_TASK TO COMPLETE_
Work through the records below and tally every line containing "this". Reply with the total alone.
***
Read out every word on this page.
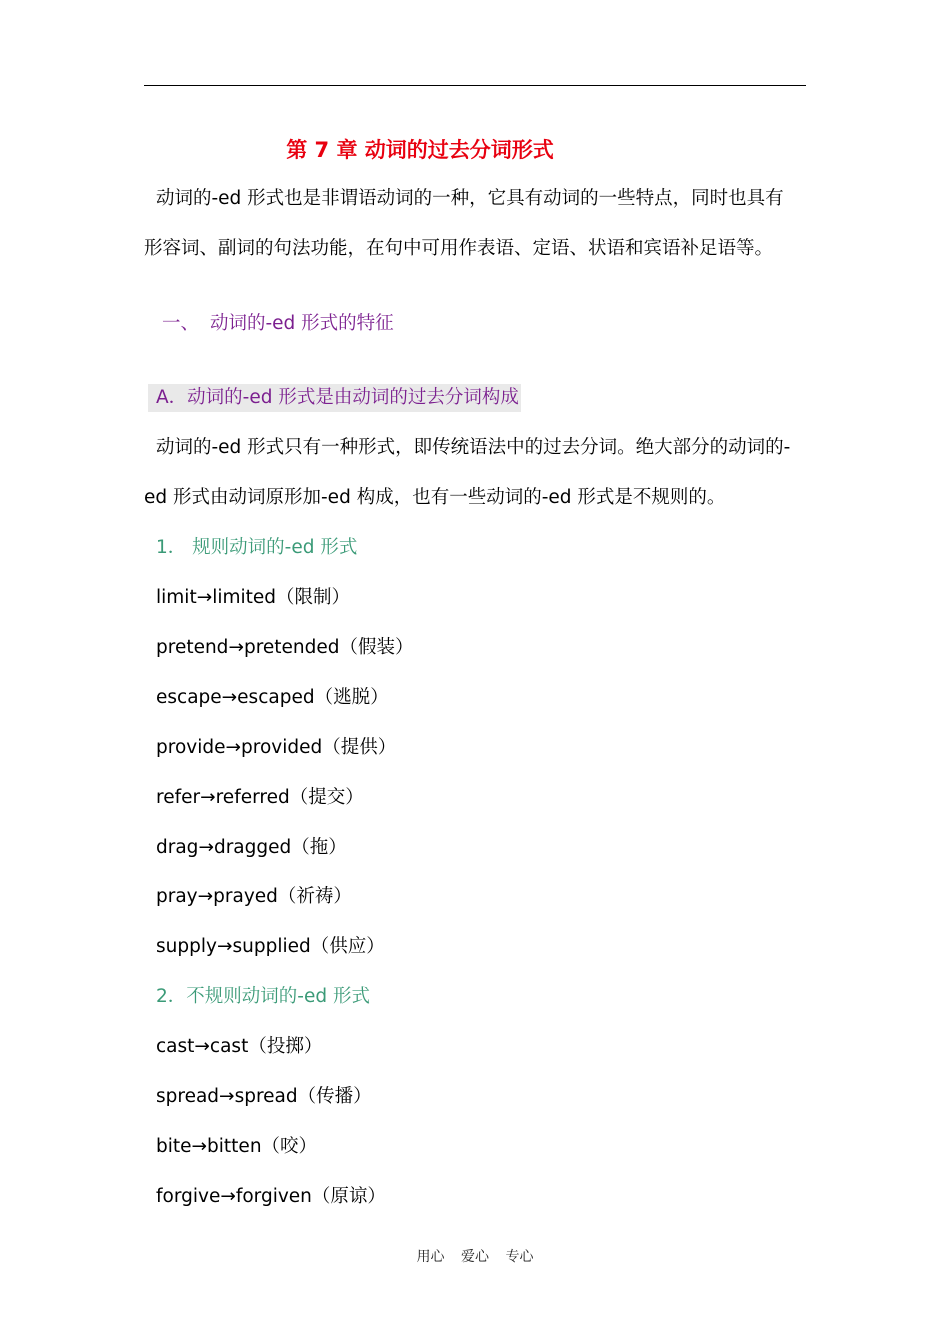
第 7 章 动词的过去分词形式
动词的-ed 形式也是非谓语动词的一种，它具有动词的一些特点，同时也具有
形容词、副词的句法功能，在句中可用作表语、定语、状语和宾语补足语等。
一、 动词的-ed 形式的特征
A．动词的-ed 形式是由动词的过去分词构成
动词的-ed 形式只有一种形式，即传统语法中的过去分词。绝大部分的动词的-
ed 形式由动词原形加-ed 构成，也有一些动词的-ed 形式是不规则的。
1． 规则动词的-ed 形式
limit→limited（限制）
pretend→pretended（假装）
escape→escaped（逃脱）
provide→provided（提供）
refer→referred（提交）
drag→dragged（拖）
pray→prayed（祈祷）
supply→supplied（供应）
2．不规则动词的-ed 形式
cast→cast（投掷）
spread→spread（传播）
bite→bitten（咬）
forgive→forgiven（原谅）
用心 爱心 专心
***
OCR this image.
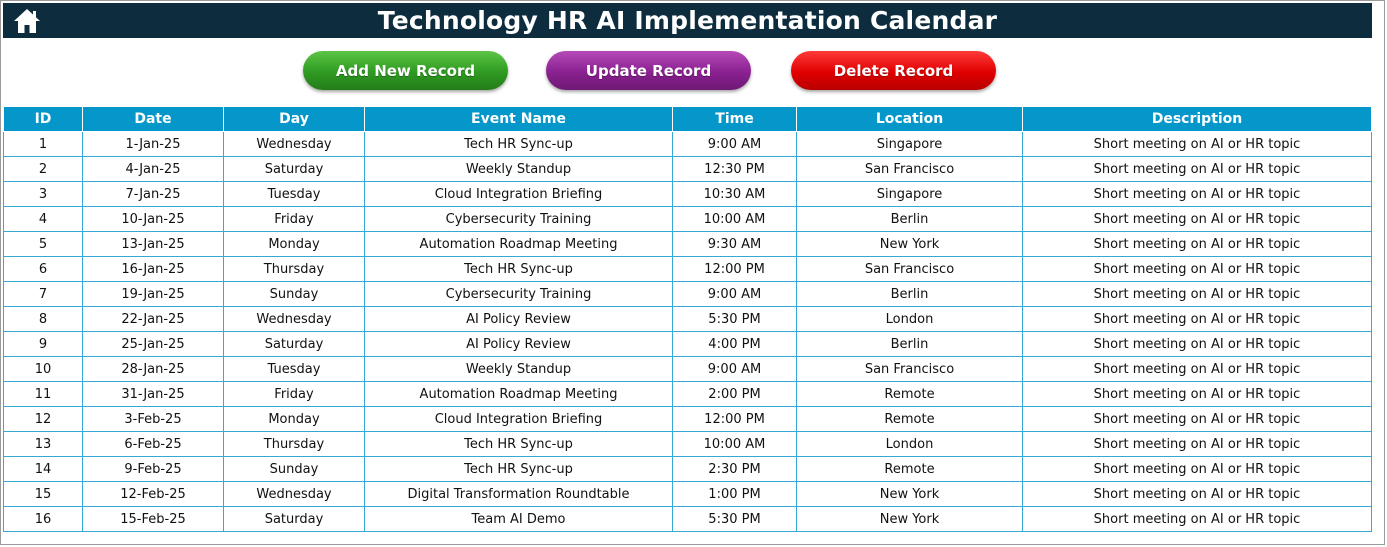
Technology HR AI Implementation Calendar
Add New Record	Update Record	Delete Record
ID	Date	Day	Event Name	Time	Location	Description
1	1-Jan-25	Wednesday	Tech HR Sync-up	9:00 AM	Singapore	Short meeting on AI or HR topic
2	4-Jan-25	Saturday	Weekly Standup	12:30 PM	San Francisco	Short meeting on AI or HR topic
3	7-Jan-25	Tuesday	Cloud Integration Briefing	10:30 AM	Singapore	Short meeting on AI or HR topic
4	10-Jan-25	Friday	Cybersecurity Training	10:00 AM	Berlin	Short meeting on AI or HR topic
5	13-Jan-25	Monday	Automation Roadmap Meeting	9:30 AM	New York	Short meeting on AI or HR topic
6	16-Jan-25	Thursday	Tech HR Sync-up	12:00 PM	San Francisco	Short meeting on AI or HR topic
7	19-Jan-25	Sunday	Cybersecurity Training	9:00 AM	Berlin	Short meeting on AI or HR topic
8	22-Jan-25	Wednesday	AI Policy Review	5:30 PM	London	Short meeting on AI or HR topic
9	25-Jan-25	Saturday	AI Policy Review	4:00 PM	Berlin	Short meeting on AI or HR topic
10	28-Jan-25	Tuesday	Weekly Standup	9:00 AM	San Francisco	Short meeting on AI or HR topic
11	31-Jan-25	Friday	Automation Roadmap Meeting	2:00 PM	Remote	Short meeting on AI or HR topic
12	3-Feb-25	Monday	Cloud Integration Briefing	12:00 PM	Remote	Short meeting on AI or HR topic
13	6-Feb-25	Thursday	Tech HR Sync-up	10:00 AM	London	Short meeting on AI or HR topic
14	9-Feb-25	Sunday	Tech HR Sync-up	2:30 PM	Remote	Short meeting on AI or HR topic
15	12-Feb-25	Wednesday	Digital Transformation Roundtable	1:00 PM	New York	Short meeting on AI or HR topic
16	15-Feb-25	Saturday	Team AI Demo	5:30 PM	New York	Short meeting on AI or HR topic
***
_PROBLEM SOLUTION_
2